[Materials provided]
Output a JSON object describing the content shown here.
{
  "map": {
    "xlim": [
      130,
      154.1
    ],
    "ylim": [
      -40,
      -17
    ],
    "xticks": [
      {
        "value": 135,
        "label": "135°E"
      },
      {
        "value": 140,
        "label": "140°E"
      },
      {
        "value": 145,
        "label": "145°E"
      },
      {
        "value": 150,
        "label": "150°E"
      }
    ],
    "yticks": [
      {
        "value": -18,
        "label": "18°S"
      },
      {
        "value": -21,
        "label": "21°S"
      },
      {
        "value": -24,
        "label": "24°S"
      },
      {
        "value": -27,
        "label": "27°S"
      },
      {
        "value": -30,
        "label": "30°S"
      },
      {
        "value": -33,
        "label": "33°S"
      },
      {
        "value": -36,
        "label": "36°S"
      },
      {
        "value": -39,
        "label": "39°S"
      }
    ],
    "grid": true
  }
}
* * *
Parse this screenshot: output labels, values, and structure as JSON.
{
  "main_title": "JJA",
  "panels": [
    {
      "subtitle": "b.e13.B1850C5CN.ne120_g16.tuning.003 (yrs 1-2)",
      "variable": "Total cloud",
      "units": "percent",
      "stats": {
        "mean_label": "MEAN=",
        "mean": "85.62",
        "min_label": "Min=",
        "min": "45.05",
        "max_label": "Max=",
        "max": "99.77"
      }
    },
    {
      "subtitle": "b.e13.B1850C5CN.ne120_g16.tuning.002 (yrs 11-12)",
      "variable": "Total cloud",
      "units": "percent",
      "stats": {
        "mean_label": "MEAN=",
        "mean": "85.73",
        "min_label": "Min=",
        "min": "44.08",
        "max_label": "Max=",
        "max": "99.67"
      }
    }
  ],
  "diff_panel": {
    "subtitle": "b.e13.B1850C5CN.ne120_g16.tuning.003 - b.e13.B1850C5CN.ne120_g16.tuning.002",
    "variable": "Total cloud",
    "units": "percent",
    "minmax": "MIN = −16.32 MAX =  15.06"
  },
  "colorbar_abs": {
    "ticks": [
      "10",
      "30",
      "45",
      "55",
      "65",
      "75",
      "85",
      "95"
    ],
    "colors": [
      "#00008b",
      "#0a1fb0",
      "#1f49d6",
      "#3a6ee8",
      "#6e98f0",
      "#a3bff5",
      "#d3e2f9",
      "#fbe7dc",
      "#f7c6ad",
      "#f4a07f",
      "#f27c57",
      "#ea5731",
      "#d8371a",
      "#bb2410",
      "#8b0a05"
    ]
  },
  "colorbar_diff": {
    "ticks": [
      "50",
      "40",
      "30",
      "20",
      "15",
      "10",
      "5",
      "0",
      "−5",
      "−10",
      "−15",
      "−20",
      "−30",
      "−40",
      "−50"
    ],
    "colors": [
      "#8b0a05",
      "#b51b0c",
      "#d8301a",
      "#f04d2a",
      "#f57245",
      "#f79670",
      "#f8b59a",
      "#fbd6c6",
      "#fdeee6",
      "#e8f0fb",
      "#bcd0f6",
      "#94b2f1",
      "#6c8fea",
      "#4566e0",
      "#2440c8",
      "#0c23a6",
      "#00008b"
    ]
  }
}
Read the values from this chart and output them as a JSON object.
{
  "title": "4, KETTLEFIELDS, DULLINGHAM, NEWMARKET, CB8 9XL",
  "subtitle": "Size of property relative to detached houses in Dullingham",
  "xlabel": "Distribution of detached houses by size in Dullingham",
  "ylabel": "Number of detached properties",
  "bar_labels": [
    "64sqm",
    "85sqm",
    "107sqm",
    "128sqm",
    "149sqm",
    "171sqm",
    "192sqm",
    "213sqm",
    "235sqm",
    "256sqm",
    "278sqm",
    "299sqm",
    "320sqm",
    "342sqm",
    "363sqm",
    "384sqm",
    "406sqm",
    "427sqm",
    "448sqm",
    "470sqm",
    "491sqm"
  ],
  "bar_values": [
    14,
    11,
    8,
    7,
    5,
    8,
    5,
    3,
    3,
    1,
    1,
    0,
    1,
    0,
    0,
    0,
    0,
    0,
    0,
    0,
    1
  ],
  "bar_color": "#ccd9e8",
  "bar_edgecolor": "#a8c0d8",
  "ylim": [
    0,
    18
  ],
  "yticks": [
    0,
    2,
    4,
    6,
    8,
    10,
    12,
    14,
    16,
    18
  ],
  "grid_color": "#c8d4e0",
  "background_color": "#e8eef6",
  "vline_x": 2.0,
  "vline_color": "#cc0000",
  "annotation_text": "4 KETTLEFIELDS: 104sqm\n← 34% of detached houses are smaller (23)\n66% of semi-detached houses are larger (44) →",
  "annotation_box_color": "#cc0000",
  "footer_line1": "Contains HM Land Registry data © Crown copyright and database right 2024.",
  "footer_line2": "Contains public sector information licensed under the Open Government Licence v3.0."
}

[Task description]
Copy each line of the listing that holds the word "subtitle".

[Output below]
      "subtitle": "b.e13.B1850C5CN.ne120_g16.tuning.003 (yrs 1-2)",
      "subtitle": "b.e13.B1850C5CN.ne120_g16.tuning.002 (yrs 11-12)",
    "subtitle": "b.e13.B1850C5CN.ne120_g16.tuning.003 - b.e13.B1850C5CN.ne120_g16.tuning.002",
  "subtitle": "Size of property relative to detached houses in Dullingham",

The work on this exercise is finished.